[start Records for this task]
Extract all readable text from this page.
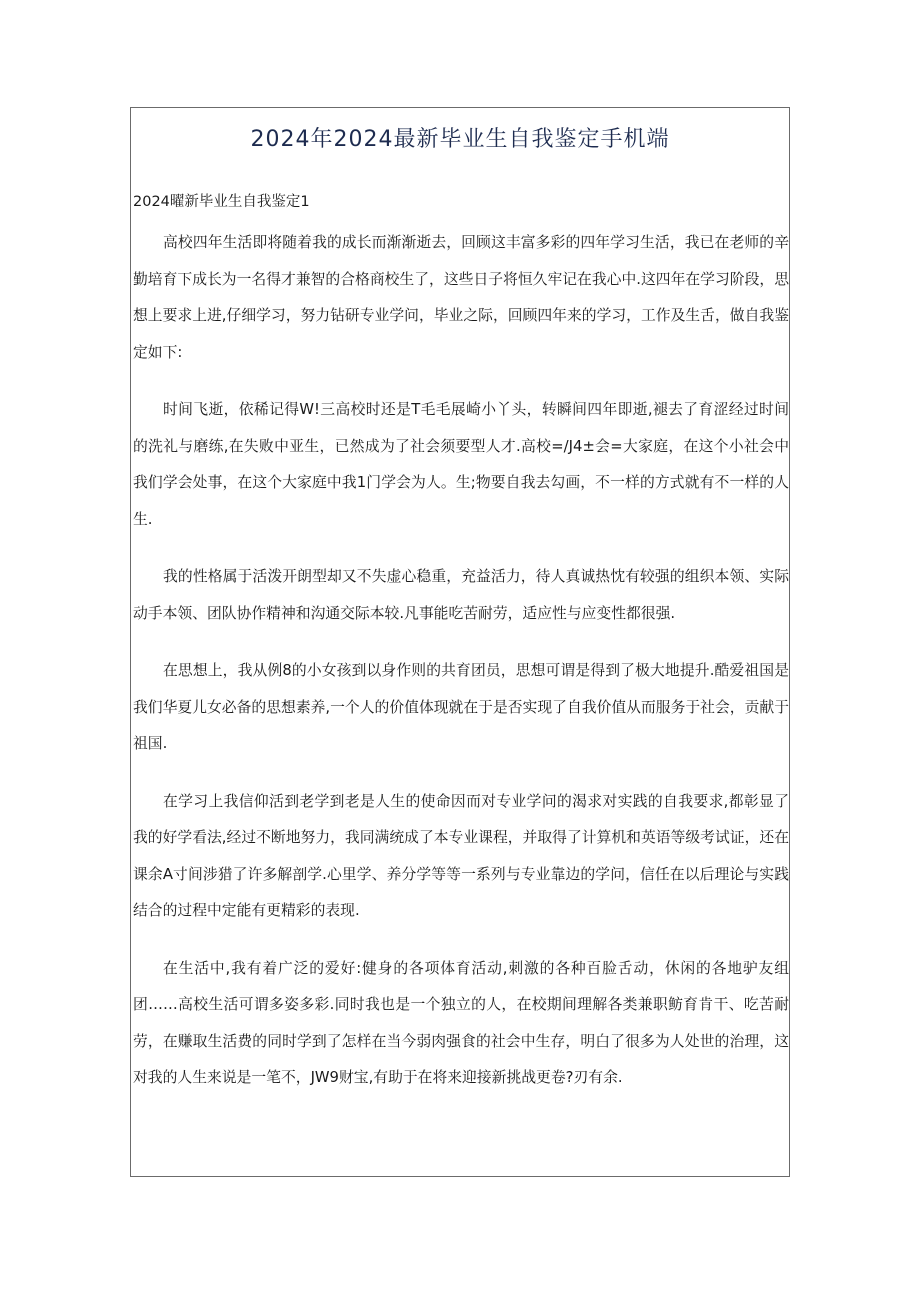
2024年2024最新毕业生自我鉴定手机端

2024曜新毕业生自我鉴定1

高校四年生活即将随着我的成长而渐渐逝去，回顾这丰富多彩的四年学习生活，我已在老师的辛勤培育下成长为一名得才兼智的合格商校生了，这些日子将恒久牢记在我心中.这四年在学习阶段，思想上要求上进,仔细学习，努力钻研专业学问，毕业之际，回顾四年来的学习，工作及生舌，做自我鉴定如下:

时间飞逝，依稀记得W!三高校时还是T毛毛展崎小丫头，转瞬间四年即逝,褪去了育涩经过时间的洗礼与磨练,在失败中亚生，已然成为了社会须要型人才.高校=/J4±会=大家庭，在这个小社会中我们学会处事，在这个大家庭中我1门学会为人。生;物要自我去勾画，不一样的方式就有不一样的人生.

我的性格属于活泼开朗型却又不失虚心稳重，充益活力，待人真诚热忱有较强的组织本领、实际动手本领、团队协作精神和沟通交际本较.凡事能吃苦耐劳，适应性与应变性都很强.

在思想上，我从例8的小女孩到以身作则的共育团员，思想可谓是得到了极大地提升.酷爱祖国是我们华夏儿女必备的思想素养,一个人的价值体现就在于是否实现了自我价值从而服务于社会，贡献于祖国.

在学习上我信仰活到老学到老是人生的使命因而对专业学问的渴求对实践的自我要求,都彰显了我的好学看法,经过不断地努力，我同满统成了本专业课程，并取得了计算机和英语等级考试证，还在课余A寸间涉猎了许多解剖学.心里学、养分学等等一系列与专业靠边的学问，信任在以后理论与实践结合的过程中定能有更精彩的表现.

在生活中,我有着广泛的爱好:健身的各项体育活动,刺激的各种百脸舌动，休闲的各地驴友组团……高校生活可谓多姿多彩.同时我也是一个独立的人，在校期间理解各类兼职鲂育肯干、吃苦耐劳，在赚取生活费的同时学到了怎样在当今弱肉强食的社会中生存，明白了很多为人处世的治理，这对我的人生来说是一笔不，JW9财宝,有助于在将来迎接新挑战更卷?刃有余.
[end Records for this task]
[start Records for this task]
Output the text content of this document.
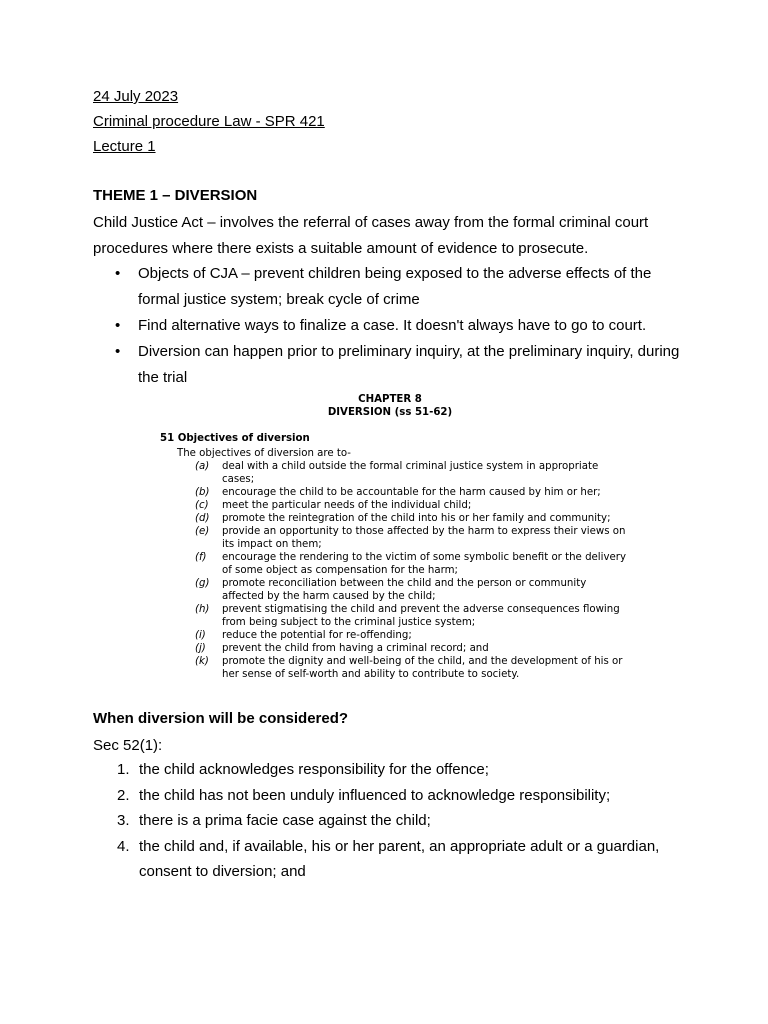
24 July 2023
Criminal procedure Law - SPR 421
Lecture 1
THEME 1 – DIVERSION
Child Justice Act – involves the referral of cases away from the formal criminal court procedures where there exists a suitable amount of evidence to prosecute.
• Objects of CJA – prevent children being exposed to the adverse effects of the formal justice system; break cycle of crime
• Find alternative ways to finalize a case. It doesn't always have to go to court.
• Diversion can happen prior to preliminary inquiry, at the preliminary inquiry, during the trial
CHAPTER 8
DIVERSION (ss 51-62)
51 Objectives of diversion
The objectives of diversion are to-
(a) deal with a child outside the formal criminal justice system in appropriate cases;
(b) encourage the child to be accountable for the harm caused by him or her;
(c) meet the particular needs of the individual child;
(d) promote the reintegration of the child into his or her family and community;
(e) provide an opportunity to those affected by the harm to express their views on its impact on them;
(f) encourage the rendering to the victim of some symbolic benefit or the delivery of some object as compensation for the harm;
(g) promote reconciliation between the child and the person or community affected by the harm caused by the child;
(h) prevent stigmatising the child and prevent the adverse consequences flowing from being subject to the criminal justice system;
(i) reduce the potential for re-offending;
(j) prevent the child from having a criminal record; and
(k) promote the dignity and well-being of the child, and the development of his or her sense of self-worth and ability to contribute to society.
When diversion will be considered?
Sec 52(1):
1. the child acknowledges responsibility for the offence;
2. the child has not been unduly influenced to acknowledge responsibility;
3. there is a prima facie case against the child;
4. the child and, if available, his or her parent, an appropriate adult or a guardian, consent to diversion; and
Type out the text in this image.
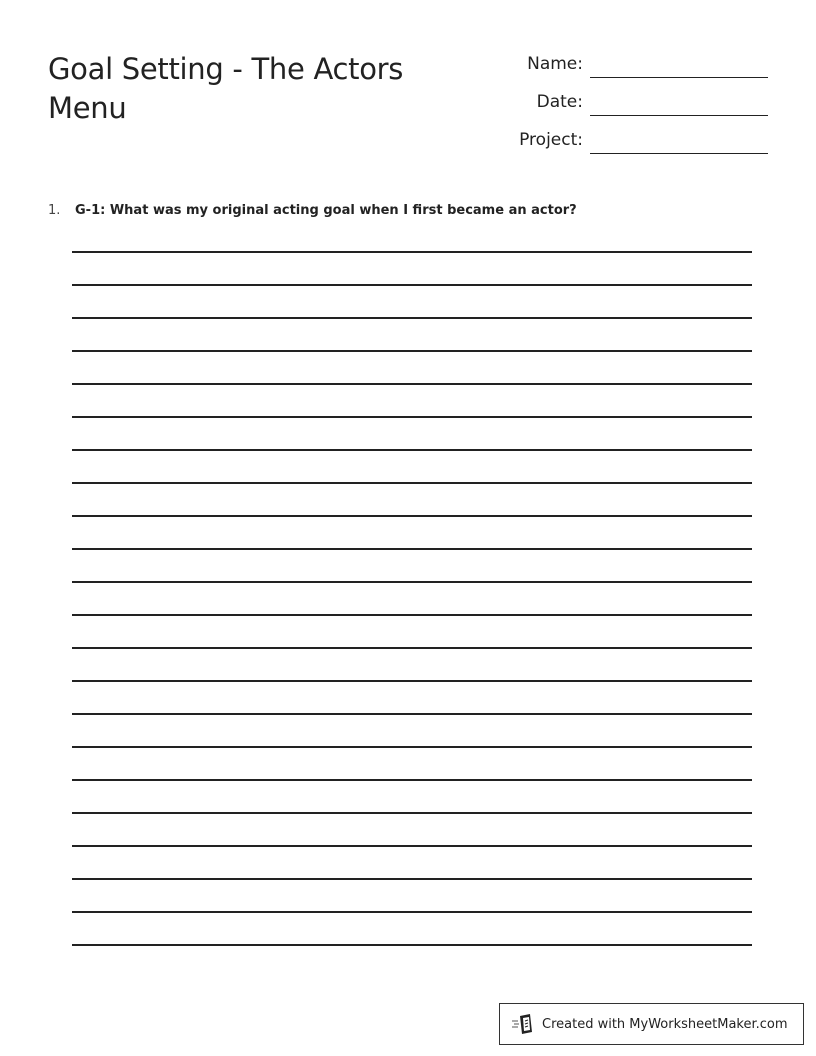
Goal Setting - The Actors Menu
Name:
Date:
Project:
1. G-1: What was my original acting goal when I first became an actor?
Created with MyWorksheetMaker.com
[end Records for this task]
- [What to work on]: Copy every line in the listing above where the string "affected" turns up.

- [Result for this task]:
(e) provide an opportunity to those affected by the harm to express their views on its impact on them;
(g) promote reconciliation between the child and the person or community affected by the harm caused by the child;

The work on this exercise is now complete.